## Short exercise
Nothing in the records may be left out or altered; reproduce them all exactly.
──────────
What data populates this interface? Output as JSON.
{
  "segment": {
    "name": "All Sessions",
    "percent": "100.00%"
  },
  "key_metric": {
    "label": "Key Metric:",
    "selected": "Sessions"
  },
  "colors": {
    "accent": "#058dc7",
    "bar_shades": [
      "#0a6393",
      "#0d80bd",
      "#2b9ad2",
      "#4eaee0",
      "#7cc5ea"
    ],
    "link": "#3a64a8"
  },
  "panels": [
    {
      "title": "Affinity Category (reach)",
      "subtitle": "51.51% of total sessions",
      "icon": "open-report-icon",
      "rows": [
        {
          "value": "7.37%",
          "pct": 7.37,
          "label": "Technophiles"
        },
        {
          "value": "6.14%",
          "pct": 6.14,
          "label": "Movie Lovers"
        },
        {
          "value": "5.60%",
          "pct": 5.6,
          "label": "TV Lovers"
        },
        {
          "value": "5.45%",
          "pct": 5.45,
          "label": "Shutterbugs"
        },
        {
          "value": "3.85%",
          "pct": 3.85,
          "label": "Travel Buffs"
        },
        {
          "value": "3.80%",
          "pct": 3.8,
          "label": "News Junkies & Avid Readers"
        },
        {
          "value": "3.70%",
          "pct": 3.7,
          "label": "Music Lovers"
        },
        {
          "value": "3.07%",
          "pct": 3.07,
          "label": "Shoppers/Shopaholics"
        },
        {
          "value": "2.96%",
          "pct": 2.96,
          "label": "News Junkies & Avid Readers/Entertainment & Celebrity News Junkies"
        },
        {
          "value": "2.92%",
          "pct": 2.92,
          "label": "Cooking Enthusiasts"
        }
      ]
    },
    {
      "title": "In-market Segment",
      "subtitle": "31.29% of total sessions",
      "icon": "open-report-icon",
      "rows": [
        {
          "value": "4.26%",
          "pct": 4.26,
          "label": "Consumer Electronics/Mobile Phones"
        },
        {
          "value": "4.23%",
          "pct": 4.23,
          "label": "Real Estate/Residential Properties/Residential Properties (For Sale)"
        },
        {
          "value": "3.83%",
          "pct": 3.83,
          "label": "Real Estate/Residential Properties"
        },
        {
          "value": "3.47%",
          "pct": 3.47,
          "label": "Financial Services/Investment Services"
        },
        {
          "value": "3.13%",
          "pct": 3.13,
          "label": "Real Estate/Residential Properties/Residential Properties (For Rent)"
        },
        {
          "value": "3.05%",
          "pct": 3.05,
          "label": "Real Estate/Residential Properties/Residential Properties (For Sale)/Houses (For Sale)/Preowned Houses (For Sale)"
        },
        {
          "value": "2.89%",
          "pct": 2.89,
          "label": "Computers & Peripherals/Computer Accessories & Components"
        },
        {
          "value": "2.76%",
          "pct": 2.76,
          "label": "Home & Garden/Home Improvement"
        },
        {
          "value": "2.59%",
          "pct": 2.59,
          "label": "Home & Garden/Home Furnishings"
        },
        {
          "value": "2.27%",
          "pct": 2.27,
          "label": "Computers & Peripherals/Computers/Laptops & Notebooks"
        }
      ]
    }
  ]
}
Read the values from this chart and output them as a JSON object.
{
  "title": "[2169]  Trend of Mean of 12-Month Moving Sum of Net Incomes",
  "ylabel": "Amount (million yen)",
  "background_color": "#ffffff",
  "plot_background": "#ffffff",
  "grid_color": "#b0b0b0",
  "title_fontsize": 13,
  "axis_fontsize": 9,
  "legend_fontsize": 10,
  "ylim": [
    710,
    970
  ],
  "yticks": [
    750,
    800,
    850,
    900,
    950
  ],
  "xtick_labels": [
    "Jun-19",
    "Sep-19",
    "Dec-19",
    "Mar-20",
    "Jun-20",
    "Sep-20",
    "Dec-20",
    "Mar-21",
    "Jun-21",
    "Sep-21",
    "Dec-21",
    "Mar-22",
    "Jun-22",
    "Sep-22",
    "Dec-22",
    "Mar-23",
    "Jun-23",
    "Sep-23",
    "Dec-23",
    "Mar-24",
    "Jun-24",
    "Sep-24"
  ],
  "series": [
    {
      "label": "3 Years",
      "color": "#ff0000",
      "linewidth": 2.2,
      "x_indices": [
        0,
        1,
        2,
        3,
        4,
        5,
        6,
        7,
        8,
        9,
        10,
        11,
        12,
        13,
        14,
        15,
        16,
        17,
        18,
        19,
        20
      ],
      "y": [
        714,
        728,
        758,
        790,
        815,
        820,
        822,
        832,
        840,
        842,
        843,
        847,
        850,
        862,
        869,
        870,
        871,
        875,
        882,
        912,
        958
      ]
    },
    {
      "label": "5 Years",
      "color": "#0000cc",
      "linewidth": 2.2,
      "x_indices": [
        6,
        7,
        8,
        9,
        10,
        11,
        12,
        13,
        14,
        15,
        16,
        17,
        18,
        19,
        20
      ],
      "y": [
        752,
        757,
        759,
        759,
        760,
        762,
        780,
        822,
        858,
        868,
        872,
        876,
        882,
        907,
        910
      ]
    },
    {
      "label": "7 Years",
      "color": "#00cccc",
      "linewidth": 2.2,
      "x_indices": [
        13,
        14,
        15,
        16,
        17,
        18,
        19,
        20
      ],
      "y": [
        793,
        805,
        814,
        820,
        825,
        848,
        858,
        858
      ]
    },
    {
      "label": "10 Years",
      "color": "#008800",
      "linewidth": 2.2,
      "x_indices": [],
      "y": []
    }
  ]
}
──────────
## Result for this task
What data populates this interface? Output as JSON.
{
  "segment": {
    "name": "All Sessions",
    "percent": "100.00%"
  },
  "key_metric": {
    "label": "Key Metric:",
    "selected": "Sessions"
  },
  "colors": {
    "accent": "#058dc7",
    "bar_shades": [
      "#0a6393",
      "#0d80bd",
      "#2b9ad2",
      "#4eaee0",
      "#7cc5ea"
    ],
    "link": "#3a64a8"
  },
  "panels": [
    {
      "title": "Affinity Category (reach)",
      "subtitle": "51.51% of total sessions",
      "icon": "open-report-icon",
      "rows": [
        {
          "value": "7.37%",
          "pct": 7.37,
          "label": "Technophiles"
        },
        {
          "value": "6.14%",
          "pct": 6.14,
          "label": "Movie Lovers"
        },
        {
          "value": "5.60%",
          "pct": 5.6,
          "label": "TV Lovers"
        },
        {
          "value": "5.45%",
          "pct": 5.45,
          "label": "Shutterbugs"
        },
        {
          "value": "3.85%",
          "pct": 3.85,
          "label": "Travel Buffs"
        },
        {
          "value": "3.80%",
          "pct": 3.8,
          "label": "News Junkies & Avid Readers"
        },
        {
          "value": "3.70%",
          "pct": 3.7,
          "label": "Music Lovers"
        },
        {
          "value": "3.07%",
          "pct": 3.07,
          "label": "Shoppers/Shopaholics"
        },
        {
          "value": "2.96%",
          "pct": 2.96,
          "label": "News Junkies & Avid Readers/Entertainment & Celebrity News Junkies"
        },
        {
          "value": "2.92%",
          "pct": 2.92,
          "label": "Cooking Enthusiasts"
        }
      ]
    },
    {
      "title": "In-market Segment",
      "subtitle": "31.29% of total sessions",
      "icon": "open-report-icon",
      "rows": [
        {
          "value": "4.26%",
          "pct": 4.26,
          "label": "Consumer Electronics/Mobile Phones"
        },
        {
          "value": "4.23%",
          "pct": 4.23,
          "label": "Real Estate/Residential Properties/Residential Properties (For Sale)"
        },
        {
          "value": "3.83%",
          "pct": 3.83,
          "label": "Real Estate/Residential Properties"
        },
        {
          "value": "3.47%",
          "pct": 3.47,
          "label": "Financial Services/Investment Services"
        },
        {
          "value": "3.13%",
          "pct": 3.13,
          "label": "Real Estate/Residential Properties/Residential Properties (For Rent)"
        },
        {
          "value": "3.05%",
          "pct": 3.05,
          "label": "Real Estate/Residential Properties/Residential Properties (For Sale)/Houses (For Sale)/Preowned Houses (For Sale)"
        },
        {
          "value": "2.89%",
          "pct": 2.89,
          "label": "Computers & Peripherals/Computer Accessories & Components"
        },
        {
          "value": "2.76%",
          "pct": 2.76,
          "label": "Home & Garden/Home Improvement"
        },
        {
          "value": "2.59%",
          "pct": 2.59,
          "label": "Home & Garden/Home Furnishings"
        },
        {
          "value": "2.27%",
          "pct": 2.27,
          "label": "Computers & Peripherals/Computers/Laptops & Notebooks"
        }
      ]
    }
  ]
}
Read the values from this chart and output them as a JSON object.
{
  "title": "[2169]  Trend of Mean of 12-Month Moving Sum of Net Incomes",
  "ylabel": "Amount (million yen)",
  "background_color": "#ffffff",
  "plot_background": "#ffffff",
  "grid_color": "#b0b0b0",
  "title_fontsize": 13,
  "axis_fontsize": 9,
  "legend_fontsize": 10,
  "ylim": [
    710,
    970
  ],
  "yticks": [
    750,
    800,
    850,
    900,
    950
  ],
  "xtick_labels": [
    "Jun-19",
    "Sep-19",
    "Dec-19",
    "Mar-20",
    "Jun-20",
    "Sep-20",
    "Dec-20",
    "Mar-21",
    "Jun-21",
    "Sep-21",
    "Dec-21",
    "Mar-22",
    "Jun-22",
    "Sep-22",
    "Dec-22",
    "Mar-23",
    "Jun-23",
    "Sep-23",
    "Dec-23",
    "Mar-24",
    "Jun-24",
    "Sep-24"
  ],
  "series": [
    {
      "label": "3 Years",
      "color": "#ff0000",
      "linewidth": 2.2,
      "x_indices": [
        0,
        1,
        2,
        3,
        4,
        5,
        6,
        7,
        8,
        9,
        10,
        11,
        12,
        13,
        14,
        15,
        16,
        17,
        18,
        19,
        20
      ],
      "y": [
        714,
        728,
        758,
        790,
        815,
        820,
        822,
        832,
        840,
        842,
        843,
        847,
        850,
        862,
        869,
        870,
        871,
        875,
        882,
        912,
        958
      ]
    },
    {
      "label": "5 Years",
      "color": "#0000cc",
      "linewidth": 2.2,
      "x_indices": [
        6,
        7,
        8,
        9,
        10,
        11,
        12,
        13,
        14,
        15,
        16,
        17,
        18,
        19,
        20
      ],
      "y": [
        752,
        757,
        759,
        759,
        760,
        762,
        780,
        822,
        858,
        868,
        872,
        876,
        882,
        907,
        910
      ]
    },
    {
      "label": "7 Years",
      "color": "#00cccc",
      "linewidth": 2.2,
      "x_indices": [
        13,
        14,
        15,
        16,
        17,
        18,
        19,
        20
      ],
      "y": [
        793,
        805,
        814,
        820,
        825,
        848,
        858,
        858
      ]
    },
    {
      "label": "10 Years",
      "color": "#008800",
      "linewidth": 2.2,
      "x_indices": [],
      "y": []
    }
  ]
}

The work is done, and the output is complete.